Excerpt from a dataset:
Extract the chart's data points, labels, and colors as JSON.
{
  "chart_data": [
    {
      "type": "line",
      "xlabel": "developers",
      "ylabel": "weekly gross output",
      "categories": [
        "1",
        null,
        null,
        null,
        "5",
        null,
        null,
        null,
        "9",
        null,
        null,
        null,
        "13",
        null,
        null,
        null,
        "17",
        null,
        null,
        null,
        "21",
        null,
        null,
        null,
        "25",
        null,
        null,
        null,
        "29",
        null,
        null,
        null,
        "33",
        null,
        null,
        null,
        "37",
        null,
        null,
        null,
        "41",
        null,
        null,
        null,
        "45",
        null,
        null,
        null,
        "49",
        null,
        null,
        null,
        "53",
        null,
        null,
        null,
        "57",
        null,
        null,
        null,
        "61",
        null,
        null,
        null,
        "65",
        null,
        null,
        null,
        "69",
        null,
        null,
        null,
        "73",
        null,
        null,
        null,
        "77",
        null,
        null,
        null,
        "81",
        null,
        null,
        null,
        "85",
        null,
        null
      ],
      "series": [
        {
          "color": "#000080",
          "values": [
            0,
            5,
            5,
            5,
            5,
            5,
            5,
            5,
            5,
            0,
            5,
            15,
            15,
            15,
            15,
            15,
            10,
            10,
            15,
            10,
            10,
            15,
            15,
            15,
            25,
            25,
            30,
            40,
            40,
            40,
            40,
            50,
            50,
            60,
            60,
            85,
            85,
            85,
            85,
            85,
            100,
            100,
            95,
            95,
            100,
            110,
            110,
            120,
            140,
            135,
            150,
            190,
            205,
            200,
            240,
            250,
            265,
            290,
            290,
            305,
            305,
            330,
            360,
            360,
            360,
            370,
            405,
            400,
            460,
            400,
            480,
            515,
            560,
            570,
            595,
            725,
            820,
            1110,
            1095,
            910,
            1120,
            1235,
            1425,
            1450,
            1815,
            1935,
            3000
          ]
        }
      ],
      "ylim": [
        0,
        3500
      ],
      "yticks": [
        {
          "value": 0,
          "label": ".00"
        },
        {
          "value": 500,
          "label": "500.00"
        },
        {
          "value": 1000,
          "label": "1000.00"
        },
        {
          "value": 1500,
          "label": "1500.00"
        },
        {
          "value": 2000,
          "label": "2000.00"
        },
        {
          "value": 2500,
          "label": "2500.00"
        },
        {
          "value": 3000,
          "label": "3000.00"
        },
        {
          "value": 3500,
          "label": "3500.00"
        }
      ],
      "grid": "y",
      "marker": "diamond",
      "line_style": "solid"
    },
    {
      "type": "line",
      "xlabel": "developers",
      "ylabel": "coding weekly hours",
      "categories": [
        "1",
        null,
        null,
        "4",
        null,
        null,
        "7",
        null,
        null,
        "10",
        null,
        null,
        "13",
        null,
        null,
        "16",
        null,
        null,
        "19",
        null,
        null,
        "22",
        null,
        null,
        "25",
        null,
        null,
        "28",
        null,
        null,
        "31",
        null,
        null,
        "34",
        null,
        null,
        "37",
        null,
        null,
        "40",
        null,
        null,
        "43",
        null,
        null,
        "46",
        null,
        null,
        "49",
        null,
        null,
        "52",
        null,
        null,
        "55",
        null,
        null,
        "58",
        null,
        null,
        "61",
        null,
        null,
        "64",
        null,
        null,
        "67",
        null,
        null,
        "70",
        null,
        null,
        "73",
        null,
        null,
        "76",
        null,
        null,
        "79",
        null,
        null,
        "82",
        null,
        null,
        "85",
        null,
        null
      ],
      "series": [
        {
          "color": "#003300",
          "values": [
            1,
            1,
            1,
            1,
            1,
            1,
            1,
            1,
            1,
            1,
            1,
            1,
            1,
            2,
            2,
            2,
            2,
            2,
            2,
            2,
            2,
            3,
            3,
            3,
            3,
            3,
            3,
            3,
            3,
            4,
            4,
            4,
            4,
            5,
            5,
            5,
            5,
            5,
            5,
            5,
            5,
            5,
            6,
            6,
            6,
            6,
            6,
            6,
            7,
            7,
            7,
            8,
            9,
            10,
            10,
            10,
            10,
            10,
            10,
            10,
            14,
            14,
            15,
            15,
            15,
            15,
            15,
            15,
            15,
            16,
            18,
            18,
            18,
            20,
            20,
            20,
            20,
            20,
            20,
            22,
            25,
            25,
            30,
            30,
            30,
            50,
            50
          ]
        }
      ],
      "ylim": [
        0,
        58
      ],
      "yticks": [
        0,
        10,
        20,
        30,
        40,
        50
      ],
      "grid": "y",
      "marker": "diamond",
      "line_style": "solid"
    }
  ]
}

■ SET PROBLEM ■
Exact copies of all the records are required.

■ EXPECTED OUTPUT ■
Extract the chart's data points, labels, and colors as JSON.
{
  "chart_data": [
    {
      "type": "line",
      "xlabel": "developers",
      "ylabel": "weekly gross output",
      "categories": [
        "1",
        null,
        null,
        null,
        "5",
        null,
        null,
        null,
        "9",
        null,
        null,
        null,
        "13",
        null,
        null,
        null,
        "17",
        null,
        null,
        null,
        "21",
        null,
        null,
        null,
        "25",
        null,
        null,
        null,
        "29",
        null,
        null,
        null,
        "33",
        null,
        null,
        null,
        "37",
        null,
        null,
        null,
        "41",
        null,
        null,
        null,
        "45",
        null,
        null,
        null,
        "49",
        null,
        null,
        null,
        "53",
        null,
        null,
        null,
        "57",
        null,
        null,
        null,
        "61",
        null,
        null,
        null,
        "65",
        null,
        null,
        null,
        "69",
        null,
        null,
        null,
        "73",
        null,
        null,
        null,
        "77",
        null,
        null,
        null,
        "81",
        null,
        null,
        null,
        "85",
        null,
        null
      ],
      "series": [
        {
          "color": "#000080",
          "values": [
            0,
            5,
            5,
            5,
            5,
            5,
            5,
            5,
            5,
            0,
            5,
            15,
            15,
            15,
            15,
            15,
            10,
            10,
            15,
            10,
            10,
            15,
            15,
            15,
            25,
            25,
            30,
            40,
            40,
            40,
            40,
            50,
            50,
            60,
            60,
            85,
            85,
            85,
            85,
            85,
            100,
            100,
            95,
            95,
            100,
            110,
            110,
            120,
            140,
            135,
            150,
            190,
            205,
            200,
            240,
            250,
            265,
            290,
            290,
            305,
            305,
            330,
            360,
            360,
            360,
            370,
            405,
            400,
            460,
            400,
            480,
            515,
            560,
            570,
            595,
            725,
            820,
            1110,
            1095,
            910,
            1120,
            1235,
            1425,
            1450,
            1815,
            1935,
            3000
          ]
        }
      ],
      "ylim": [
        0,
        3500
      ],
      "yticks": [
        {
          "value": 0,
          "label": ".00"
        },
        {
          "value": 500,
          "label": "500.00"
        },
        {
          "value": 1000,
          "label": "1000.00"
        },
        {
          "value": 1500,
          "label": "1500.00"
        },
        {
          "value": 2000,
          "label": "2000.00"
        },
        {
          "value": 2500,
          "label": "2500.00"
        },
        {
          "value": 3000,
          "label": "3000.00"
        },
        {
          "value": 3500,
          "label": "3500.00"
        }
      ],
      "grid": "y",
      "marker": "diamond",
      "line_style": "solid"
    },
    {
      "type": "line",
      "xlabel": "developers",
      "ylabel": "coding weekly hours",
      "categories": [
        "1",
        null,
        null,
        "4",
        null,
        null,
        "7",
        null,
        null,
        "10",
        null,
        null,
        "13",
        null,
        null,
        "16",
        null,
        null,
        "19",
        null,
        null,
        "22",
        null,
        null,
        "25",
        null,
        null,
        "28",
        null,
        null,
        "31",
        null,
        null,
        "34",
        null,
        null,
        "37",
        null,
        null,
        "40",
        null,
        null,
        "43",
        null,
        null,
        "46",
        null,
        null,
        "49",
        null,
        null,
        "52",
        null,
        null,
        "55",
        null,
        null,
        "58",
        null,
        null,
        "61",
        null,
        null,
        "64",
        null,
        null,
        "67",
        null,
        null,
        "70",
        null,
        null,
        "73",
        null,
        null,
        "76",
        null,
        null,
        "79",
        null,
        null,
        "82",
        null,
        null,
        "85",
        null,
        null
      ],
      "series": [
        {
          "color": "#003300",
          "values": [
            1,
            1,
            1,
            1,
            1,
            1,
            1,
            1,
            1,
            1,
            1,
            1,
            1,
            2,
            2,
            2,
            2,
            2,
            2,
            2,
            2,
            3,
            3,
            3,
            3,
            3,
            3,
            3,
            3,
            4,
            4,
            4,
            4,
            5,
            5,
            5,
            5,
            5,
            5,
            5,
            5,
            5,
            6,
            6,
            6,
            6,
            6,
            6,
            7,
            7,
            7,
            8,
            9,
            10,
            10,
            10,
            10,
            10,
            10,
            10,
            14,
            14,
            15,
            15,
            15,
            15,
            15,
            15,
            15,
            16,
            18,
            18,
            18,
            20,
            20,
            20,
            20,
            20,
            20,
            22,
            25,
            25,
            30,
            30,
            30,
            50,
            50
          ]
        }
      ],
      "ylim": [
        0,
        58
      ],
      "yticks": [
        0,
        10,
        20,
        30,
        40,
        50
      ],
      "grid": "y",
      "marker": "diamond",
      "line_style": "solid"
    }
  ]
}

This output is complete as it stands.